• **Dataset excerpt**
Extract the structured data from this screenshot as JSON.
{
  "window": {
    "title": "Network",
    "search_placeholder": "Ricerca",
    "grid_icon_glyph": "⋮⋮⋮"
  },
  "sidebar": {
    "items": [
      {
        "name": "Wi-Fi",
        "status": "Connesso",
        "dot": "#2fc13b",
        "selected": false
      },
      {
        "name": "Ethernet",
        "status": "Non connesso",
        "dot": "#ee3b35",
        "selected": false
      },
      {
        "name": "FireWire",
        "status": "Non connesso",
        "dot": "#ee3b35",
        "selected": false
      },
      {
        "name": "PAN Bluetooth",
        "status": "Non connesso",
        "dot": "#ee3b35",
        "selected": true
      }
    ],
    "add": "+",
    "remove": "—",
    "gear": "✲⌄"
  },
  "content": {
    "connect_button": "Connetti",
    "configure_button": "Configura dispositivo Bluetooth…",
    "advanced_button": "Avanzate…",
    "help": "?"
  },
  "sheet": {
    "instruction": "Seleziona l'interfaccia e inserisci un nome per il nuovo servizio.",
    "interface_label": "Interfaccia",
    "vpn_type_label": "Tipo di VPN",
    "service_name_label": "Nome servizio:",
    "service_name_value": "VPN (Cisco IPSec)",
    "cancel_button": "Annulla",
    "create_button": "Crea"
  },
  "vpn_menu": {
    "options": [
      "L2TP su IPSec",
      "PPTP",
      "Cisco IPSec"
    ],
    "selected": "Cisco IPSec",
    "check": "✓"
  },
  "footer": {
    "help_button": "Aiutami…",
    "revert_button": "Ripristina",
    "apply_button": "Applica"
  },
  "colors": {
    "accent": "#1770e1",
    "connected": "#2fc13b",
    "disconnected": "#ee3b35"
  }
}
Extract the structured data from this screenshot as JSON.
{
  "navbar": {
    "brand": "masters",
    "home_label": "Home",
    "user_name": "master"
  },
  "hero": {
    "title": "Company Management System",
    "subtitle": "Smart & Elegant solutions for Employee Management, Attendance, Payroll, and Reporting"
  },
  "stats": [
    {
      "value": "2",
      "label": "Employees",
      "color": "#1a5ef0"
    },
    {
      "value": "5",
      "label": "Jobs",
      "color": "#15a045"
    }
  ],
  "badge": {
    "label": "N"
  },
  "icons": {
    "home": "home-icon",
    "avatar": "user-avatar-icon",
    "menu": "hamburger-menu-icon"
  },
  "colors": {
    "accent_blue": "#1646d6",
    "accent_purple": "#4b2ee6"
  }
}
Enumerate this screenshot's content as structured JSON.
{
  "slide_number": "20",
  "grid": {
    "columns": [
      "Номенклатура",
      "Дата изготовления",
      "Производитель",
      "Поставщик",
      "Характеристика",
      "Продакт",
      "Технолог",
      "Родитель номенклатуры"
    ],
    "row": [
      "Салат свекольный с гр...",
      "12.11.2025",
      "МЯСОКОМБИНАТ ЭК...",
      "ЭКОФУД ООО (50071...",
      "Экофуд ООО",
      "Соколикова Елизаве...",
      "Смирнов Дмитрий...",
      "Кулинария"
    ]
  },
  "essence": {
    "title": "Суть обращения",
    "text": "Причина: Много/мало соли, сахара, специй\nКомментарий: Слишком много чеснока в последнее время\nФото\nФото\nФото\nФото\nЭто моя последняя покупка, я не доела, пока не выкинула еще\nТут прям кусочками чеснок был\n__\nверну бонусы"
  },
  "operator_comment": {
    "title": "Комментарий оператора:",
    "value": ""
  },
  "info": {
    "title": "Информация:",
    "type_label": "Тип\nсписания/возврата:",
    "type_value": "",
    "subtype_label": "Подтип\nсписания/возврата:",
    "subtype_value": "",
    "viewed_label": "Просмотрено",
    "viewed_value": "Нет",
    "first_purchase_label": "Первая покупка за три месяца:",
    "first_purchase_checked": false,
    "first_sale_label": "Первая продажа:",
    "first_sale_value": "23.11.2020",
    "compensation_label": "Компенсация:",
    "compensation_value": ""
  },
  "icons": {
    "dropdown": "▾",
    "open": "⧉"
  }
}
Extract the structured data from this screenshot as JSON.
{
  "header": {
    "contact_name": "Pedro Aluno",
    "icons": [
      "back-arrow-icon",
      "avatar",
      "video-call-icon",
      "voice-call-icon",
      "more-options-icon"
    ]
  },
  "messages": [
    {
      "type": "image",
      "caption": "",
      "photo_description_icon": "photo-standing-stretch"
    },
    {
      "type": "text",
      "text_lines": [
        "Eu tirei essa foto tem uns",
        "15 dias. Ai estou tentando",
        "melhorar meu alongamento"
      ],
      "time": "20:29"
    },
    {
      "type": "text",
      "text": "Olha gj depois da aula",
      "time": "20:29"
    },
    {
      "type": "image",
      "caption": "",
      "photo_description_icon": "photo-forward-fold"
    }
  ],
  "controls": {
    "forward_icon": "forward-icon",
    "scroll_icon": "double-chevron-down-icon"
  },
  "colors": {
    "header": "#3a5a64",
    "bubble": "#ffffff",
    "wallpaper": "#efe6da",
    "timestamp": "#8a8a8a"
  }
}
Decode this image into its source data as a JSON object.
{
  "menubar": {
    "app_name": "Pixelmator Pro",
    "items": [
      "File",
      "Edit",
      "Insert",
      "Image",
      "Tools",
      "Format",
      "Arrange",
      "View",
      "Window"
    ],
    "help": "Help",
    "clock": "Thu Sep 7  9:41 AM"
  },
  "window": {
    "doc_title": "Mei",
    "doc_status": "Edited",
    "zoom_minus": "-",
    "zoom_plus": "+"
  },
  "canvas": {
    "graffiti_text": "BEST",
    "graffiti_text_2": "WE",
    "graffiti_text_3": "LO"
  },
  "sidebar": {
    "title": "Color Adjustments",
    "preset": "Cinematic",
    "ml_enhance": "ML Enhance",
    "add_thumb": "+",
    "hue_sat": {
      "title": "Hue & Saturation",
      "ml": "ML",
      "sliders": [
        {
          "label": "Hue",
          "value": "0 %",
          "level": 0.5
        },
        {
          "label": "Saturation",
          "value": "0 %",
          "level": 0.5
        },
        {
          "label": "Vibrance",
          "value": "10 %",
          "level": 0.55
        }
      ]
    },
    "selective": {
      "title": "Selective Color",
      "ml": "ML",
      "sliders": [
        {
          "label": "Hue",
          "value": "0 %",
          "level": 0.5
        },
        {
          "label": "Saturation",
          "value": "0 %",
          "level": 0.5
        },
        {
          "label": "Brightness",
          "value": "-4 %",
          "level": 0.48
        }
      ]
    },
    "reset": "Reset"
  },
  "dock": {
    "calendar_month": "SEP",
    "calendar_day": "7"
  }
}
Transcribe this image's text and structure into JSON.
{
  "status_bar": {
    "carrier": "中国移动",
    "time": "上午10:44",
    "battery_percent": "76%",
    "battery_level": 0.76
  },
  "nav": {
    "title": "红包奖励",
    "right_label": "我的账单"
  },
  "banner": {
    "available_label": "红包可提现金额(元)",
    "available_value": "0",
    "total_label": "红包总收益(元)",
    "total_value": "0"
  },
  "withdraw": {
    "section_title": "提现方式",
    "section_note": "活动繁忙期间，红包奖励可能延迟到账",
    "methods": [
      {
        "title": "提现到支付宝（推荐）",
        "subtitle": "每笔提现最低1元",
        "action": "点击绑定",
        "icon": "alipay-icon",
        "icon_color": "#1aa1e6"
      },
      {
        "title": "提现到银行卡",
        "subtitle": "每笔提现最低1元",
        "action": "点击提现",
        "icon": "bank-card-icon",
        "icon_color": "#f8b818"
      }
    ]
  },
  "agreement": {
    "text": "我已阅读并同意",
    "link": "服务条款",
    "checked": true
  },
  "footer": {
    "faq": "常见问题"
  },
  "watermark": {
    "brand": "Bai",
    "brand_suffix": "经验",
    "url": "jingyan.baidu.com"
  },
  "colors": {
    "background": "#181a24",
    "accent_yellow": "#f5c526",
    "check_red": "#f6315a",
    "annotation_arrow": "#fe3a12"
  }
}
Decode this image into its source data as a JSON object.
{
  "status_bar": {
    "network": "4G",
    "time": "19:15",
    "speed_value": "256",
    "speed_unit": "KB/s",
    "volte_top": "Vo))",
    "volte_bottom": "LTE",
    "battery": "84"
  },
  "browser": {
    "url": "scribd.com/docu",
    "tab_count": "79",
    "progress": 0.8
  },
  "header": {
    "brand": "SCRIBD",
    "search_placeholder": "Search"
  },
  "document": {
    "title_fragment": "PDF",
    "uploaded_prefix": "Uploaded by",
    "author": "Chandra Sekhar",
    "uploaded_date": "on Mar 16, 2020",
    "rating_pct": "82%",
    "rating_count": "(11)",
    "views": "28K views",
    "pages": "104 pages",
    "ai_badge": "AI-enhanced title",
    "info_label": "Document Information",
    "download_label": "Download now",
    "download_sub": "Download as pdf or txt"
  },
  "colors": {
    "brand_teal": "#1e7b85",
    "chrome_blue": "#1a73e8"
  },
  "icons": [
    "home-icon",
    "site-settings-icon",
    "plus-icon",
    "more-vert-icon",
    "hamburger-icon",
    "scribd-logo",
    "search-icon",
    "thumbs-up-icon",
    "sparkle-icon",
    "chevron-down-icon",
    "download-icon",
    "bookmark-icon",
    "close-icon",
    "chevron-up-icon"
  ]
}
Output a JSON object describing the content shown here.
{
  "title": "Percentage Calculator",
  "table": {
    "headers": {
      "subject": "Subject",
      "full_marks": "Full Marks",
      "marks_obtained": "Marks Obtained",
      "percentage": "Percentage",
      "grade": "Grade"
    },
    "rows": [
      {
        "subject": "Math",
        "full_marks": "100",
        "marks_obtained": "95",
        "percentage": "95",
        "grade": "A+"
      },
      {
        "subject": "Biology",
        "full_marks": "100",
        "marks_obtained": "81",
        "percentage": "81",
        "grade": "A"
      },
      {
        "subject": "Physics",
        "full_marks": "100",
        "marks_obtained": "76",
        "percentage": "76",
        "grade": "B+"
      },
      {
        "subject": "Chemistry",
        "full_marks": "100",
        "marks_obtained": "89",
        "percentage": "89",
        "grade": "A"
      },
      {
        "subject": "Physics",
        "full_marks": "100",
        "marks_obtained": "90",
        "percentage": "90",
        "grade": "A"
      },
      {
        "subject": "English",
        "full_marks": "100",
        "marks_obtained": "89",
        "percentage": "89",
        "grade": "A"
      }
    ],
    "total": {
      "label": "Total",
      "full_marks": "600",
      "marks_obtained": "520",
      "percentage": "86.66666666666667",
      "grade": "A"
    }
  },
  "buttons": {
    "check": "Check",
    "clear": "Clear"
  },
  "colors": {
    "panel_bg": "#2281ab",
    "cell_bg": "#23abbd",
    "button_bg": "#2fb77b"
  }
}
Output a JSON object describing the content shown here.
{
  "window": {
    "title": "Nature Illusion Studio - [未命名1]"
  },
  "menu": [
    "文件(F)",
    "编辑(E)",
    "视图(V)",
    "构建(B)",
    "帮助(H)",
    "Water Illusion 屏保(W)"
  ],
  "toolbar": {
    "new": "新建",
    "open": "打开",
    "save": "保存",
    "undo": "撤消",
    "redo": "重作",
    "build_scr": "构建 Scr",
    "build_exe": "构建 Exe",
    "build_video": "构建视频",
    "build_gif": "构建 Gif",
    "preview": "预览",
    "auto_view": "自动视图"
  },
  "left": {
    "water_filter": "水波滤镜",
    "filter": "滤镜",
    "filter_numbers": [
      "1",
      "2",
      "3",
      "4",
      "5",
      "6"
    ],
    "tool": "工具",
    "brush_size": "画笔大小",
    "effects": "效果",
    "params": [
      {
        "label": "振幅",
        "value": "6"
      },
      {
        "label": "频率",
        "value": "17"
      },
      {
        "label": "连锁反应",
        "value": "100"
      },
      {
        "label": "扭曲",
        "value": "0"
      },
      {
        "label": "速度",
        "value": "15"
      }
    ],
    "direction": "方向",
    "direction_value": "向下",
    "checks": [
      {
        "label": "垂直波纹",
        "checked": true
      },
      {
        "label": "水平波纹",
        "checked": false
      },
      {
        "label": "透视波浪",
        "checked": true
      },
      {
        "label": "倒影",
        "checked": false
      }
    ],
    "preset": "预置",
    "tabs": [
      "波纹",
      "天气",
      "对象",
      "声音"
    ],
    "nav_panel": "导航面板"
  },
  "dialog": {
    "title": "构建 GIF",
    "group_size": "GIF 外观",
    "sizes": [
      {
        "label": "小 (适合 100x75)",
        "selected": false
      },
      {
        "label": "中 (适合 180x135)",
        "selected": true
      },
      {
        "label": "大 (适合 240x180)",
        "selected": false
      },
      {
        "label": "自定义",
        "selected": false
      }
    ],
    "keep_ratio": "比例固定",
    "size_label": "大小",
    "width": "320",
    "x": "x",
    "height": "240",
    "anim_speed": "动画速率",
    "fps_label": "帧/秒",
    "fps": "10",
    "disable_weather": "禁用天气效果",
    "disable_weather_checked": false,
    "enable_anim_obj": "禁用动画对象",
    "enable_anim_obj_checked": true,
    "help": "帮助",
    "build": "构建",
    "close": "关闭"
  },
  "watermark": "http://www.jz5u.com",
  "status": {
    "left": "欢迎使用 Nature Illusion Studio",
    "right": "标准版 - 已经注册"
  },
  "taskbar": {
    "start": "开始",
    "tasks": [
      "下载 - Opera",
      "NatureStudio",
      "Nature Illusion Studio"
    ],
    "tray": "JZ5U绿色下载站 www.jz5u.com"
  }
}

• **What is asked**
What is the number of lines in the listing above that contain the string "chevron"? Give only the number.

• **Exercise response**
3